*PROBLEM DESCRIPTION*
Extract each line containing the string "obciążeń".

** start of DATA ROWS **

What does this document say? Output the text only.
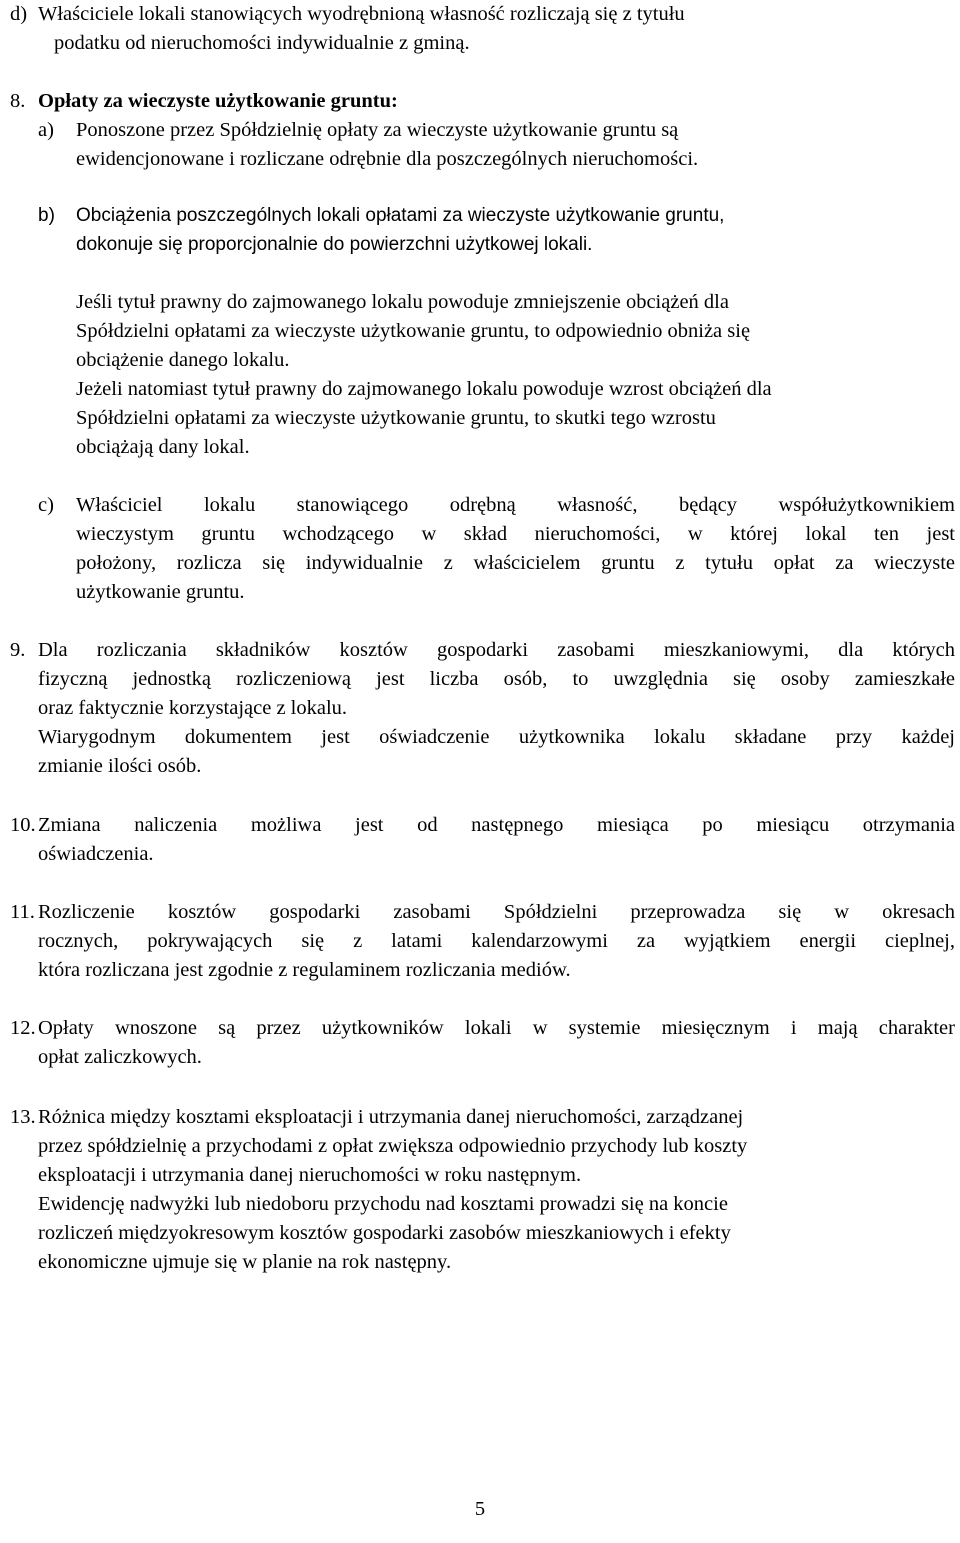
d) Właściciele lokali stanowiących wyodrębnioną własność rozliczają się z tytułu
podatku od nieruchomości indywidualnie z gminą.
8. Opłaty za wieczyste użytkowanie gruntu:
a) Ponoszone przez Spółdzielnię opłaty za wieczyste użytkowanie gruntu są
ewidencjonowane i rozliczane odrębnie dla poszczególnych nieruchomości.
b) Obciążenia poszczególnych lokali opłatami za wieczyste użytkowanie gruntu,
dokonuje się proporcjonalnie do powierzchni użytkowej lokali.
Jeśli tytuł prawny do zajmowanego lokalu powoduje zmniejszenie obciążeń dla
Spółdzielni opłatami za wieczyste użytkowanie gruntu, to odpowiednio obniża się
obciążenie danego lokalu.
Jeżeli natomiast tytuł prawny do zajmowanego lokalu powoduje wzrost obciążeń dla
Spółdzielni opłatami za wieczyste użytkowanie gruntu, to skutki tego wzrostu
obciążają dany lokal.
c) Właściciel lokalu stanowiącego odrębną własność, będący współużytkownikiem
wieczystym gruntu wchodzącego w skład nieruchomości, w której lokal ten jest
położony, rozlicza się indywidualnie z właścicielem gruntu z tytułu opłat za wieczyste
użytkowanie gruntu.
9. Dla rozliczania składników kosztów gospodarki zasobami mieszkaniowymi, dla których
fizyczną jednostką rozliczeniową jest liczba osób, to uwzględnia się osoby zamieszkałe
oraz faktycznie korzystające z lokalu.
Wiarygodnym dokumentem jest oświadczenie użytkownika lokalu składane przy każdej
zmianie ilości osób.
10. Zmiana naliczenia możliwa jest od następnego miesiąca po miesiącu otrzymania
oświadczenia.
11. Rozliczenie kosztów gospodarki zasobami Spółdzielni przeprowadza się w okresach
rocznych, pokrywających się z latami kalendarzowymi za wyjątkiem energii cieplnej,
która rozliczana jest zgodnie z regulaminem rozliczania mediów.
12. Opłaty wnoszone są przez użytkowników lokali w systemie miesięcznym i mają charakter
opłat zaliczkowych.
13. Różnica między kosztami eksploatacji i utrzymania danej nieruchomości, zarządzanej
przez spółdzielnię a przychodami z opłat zwiększa odpowiednio przychody lub koszty
eksploatacji i utrzymania danej nieruchomości w roku następnym.
Ewidencję nadwyżki lub niedoboru przychodu nad kosztami prowadzi się na koncie
rozliczeń międzyokresowym kosztów gospodarki zasobów mieszkaniowych i efekty
ekonomiczne ujmuje się w planie na rok następny.
5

** end of DATA ROWS **

*SOLUTION TO THIS TASK*
Jeśli tytuł prawny do zajmowanego lokalu powoduje zmniejszenie obciążeń dla
Jeżeli natomiast tytuł prawny do zajmowanego lokalu powoduje wzrost obciążeń dla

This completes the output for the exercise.